Given entries:
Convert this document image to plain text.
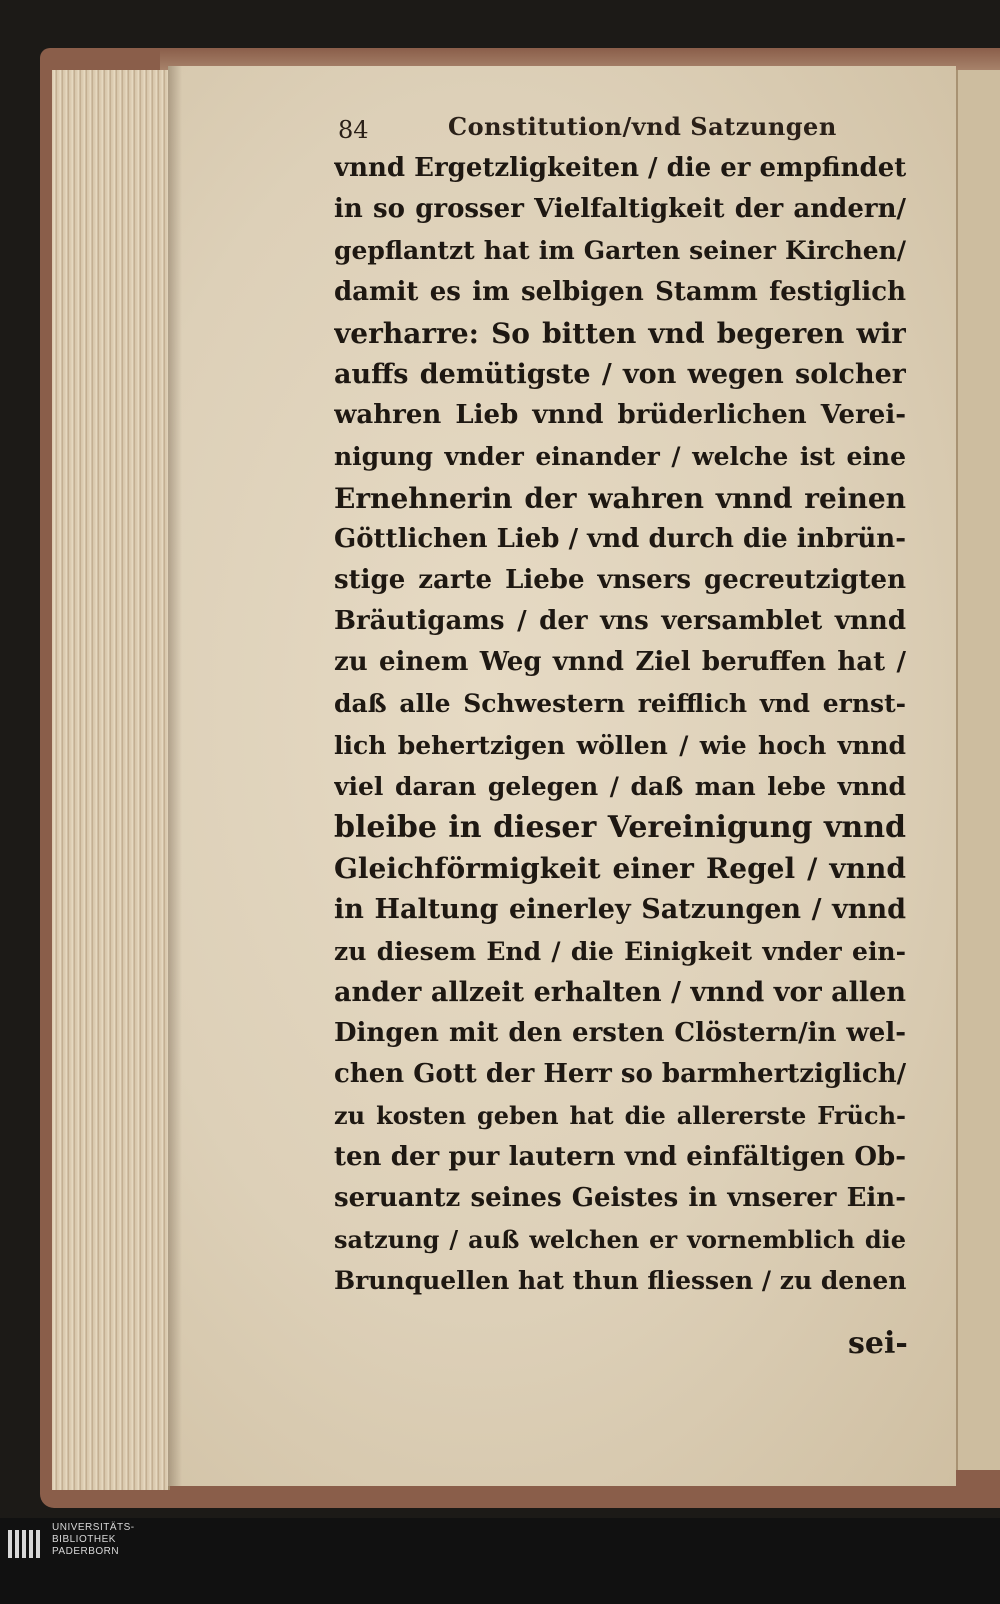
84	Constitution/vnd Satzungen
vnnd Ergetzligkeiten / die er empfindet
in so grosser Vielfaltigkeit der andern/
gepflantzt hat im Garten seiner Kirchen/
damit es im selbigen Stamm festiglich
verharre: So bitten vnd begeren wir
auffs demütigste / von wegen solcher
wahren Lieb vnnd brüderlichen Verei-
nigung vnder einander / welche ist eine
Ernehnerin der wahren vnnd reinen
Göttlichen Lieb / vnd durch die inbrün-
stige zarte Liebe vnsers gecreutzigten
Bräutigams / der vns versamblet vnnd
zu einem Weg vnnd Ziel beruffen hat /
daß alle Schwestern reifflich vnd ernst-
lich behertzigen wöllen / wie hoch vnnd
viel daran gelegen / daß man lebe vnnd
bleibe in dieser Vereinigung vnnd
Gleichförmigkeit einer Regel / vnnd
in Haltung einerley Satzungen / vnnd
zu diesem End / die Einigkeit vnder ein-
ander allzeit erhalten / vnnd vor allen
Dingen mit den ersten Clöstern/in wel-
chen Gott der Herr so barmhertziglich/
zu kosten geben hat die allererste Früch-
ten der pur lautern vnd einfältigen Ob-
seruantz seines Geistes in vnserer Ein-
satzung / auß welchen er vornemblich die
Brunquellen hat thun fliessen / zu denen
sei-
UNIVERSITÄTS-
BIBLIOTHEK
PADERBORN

Exercise task: Set each line of the records down exactly, leaving every picture out.

Final answer:
Convert this document image to plain text.
84	Constitution/vnd Satzungen
vnnd Ergetzligkeiten / die er empfindet
in so grosser Vielfaltigkeit der andern/
gepflantzt hat im Garten seiner Kirchen/
damit es im selbigen Stamm festiglich
verharre: So bitten vnd begeren wir
auffs demütigste / von wegen solcher
wahren Lieb vnnd brüderlichen Verei-
nigung vnder einander / welche ist eine
Ernehnerin der wahren vnnd reinen
Göttlichen Lieb / vnd durch die inbrün-
stige zarte Liebe vnsers gecreutzigten
Bräutigams / der vns versamblet vnnd
zu einem Weg vnnd Ziel beruffen hat /
daß alle Schwestern reifflich vnd ernst-
lich behertzigen wöllen / wie hoch vnnd
viel daran gelegen / daß man lebe vnnd
bleibe in dieser Vereinigung vnnd
Gleichförmigkeit einer Regel / vnnd
in Haltung einerley Satzungen / vnnd
zu diesem End / die Einigkeit vnder ein-
ander allzeit erhalten / vnnd vor allen
Dingen mit den ersten Clöstern/in wel-
chen Gott der Herr so barmhertziglich/
zu kosten geben hat die allererste Früch-
ten der pur lautern vnd einfältigen Ob-
seruantz seines Geistes in vnserer Ein-
satzung / auß welchen er vornemblich die
Brunquellen hat thun fliessen / zu denen
sei-
UNIVERSITÄTS-
BIBLIOTHEK
PADERBORN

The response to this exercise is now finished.